(Rows from a dataset)

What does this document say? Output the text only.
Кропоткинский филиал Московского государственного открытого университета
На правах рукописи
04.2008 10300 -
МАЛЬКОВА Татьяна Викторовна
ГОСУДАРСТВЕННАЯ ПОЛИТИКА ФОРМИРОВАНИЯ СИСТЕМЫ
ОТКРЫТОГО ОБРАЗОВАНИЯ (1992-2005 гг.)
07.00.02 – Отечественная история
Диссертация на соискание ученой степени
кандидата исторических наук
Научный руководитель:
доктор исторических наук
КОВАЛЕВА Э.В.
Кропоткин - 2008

* * *

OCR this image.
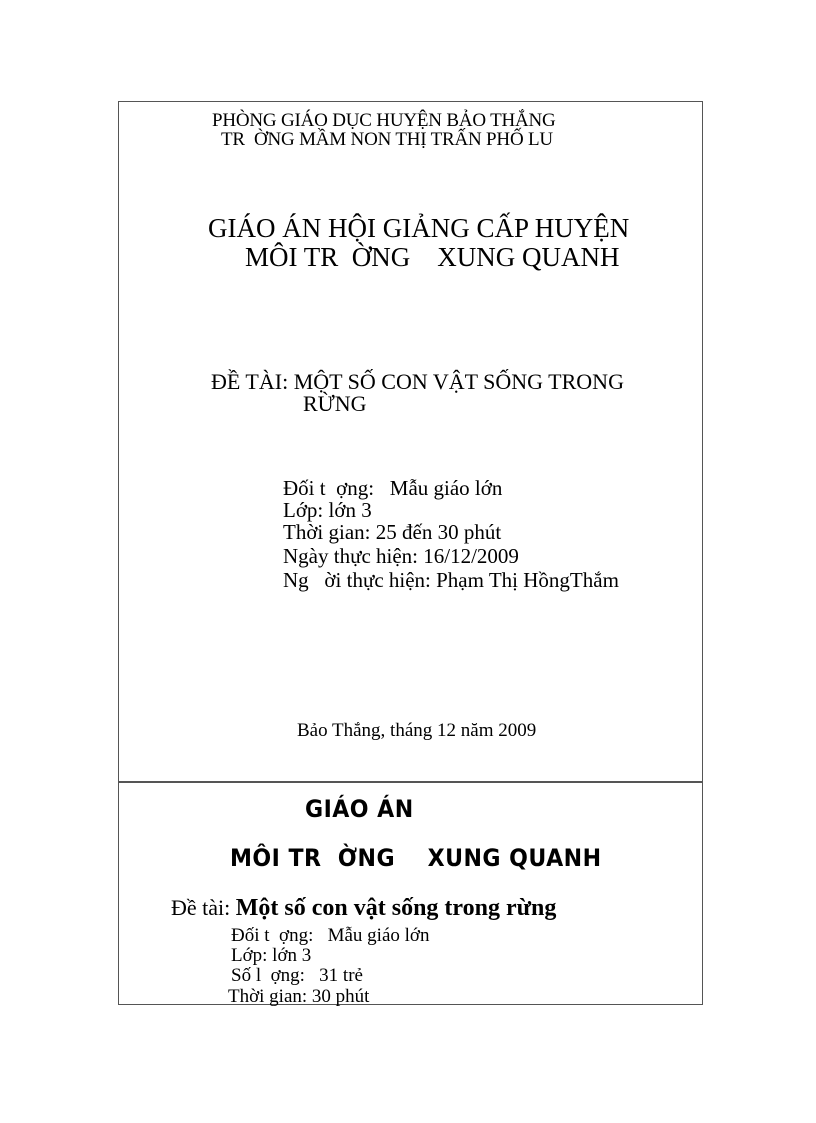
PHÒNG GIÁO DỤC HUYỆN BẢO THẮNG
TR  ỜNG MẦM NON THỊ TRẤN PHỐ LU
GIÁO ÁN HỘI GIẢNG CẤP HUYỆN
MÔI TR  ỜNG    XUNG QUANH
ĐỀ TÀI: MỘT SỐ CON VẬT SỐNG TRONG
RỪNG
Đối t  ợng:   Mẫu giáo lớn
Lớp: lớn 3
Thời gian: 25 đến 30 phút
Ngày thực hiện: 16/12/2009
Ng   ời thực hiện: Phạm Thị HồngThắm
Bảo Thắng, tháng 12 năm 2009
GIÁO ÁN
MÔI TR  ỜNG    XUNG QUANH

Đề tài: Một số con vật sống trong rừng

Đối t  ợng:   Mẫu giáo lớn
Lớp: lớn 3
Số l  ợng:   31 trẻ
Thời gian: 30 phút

==

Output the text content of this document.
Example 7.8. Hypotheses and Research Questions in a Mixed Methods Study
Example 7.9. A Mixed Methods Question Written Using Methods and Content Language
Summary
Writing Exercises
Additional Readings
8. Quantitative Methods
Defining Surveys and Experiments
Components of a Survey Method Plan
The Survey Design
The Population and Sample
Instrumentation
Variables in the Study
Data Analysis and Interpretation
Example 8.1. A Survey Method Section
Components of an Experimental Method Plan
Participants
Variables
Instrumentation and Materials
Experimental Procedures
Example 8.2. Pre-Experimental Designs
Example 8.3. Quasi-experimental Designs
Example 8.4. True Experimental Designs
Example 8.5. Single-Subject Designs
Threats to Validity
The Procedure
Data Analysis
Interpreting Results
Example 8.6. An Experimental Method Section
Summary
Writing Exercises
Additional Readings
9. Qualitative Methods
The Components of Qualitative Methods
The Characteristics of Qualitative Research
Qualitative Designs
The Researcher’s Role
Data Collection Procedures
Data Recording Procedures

▸ **TASK INSTRUCTIONS**:
Report how many lines above hold the string "Components", giving nothing but the number.

▸ **REPLY**:
3